Material supplied:
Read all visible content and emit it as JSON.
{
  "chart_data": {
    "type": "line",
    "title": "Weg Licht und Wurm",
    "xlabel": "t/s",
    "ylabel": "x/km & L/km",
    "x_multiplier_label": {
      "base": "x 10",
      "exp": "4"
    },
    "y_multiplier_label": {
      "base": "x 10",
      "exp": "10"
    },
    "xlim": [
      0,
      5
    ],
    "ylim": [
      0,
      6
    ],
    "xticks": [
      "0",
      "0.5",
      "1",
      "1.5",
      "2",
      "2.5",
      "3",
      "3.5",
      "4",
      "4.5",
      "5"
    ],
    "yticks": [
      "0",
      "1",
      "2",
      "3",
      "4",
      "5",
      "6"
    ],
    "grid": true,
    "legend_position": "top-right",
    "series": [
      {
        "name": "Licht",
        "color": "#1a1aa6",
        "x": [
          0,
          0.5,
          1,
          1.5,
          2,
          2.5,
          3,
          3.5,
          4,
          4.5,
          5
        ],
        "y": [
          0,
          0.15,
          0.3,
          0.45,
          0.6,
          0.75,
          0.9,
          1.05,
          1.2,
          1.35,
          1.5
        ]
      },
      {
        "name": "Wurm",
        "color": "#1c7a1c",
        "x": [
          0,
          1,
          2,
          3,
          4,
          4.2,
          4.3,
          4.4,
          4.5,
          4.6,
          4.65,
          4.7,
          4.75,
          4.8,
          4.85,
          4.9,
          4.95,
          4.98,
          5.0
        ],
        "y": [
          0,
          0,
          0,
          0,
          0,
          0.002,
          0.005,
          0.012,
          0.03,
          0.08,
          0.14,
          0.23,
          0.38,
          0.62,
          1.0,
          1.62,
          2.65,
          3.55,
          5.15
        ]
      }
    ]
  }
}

Instructions for the task: Copy every line of the records word for word.

Answer to this task:
Read all visible content and emit it as JSON.
{
  "chart_data": {
    "type": "line",
    "title": "Weg Licht und Wurm",
    "xlabel": "t/s",
    "ylabel": "x/km & L/km",
    "x_multiplier_label": {
      "base": "x 10",
      "exp": "4"
    },
    "y_multiplier_label": {
      "base": "x 10",
      "exp": "10"
    },
    "xlim": [
      0,
      5
    ],
    "ylim": [
      0,
      6
    ],
    "xticks": [
      "0",
      "0.5",
      "1",
      "1.5",
      "2",
      "2.5",
      "3",
      "3.5",
      "4",
      "4.5",
      "5"
    ],
    "yticks": [
      "0",
      "1",
      "2",
      "3",
      "4",
      "5",
      "6"
    ],
    "grid": true,
    "legend_position": "top-right",
    "series": [
      {
        "name": "Licht",
        "color": "#1a1aa6",
        "x": [
          0,
          0.5,
          1,
          1.5,
          2,
          2.5,
          3,
          3.5,
          4,
          4.5,
          5
        ],
        "y": [
          0,
          0.15,
          0.3,
          0.45,
          0.6,
          0.75,
          0.9,
          1.05,
          1.2,
          1.35,
          1.5
        ]
      },
      {
        "name": "Wurm",
        "color": "#1c7a1c",
        "x": [
          0,
          1,
          2,
          3,
          4,
          4.2,
          4.3,
          4.4,
          4.5,
          4.6,
          4.65,
          4.7,
          4.75,
          4.8,
          4.85,
          4.9,
          4.95,
          4.98,
          5.0
        ],
        "y": [
          0,
          0,
          0,
          0,
          0,
          0.002,
          0.005,
          0.012,
          0.03,
          0.08,
          0.14,
          0.23,
          0.38,
          0.62,
          1.0,
          1.62,
          2.65,
          3.55,
          5.15
        ]
      }
    ]
  }
}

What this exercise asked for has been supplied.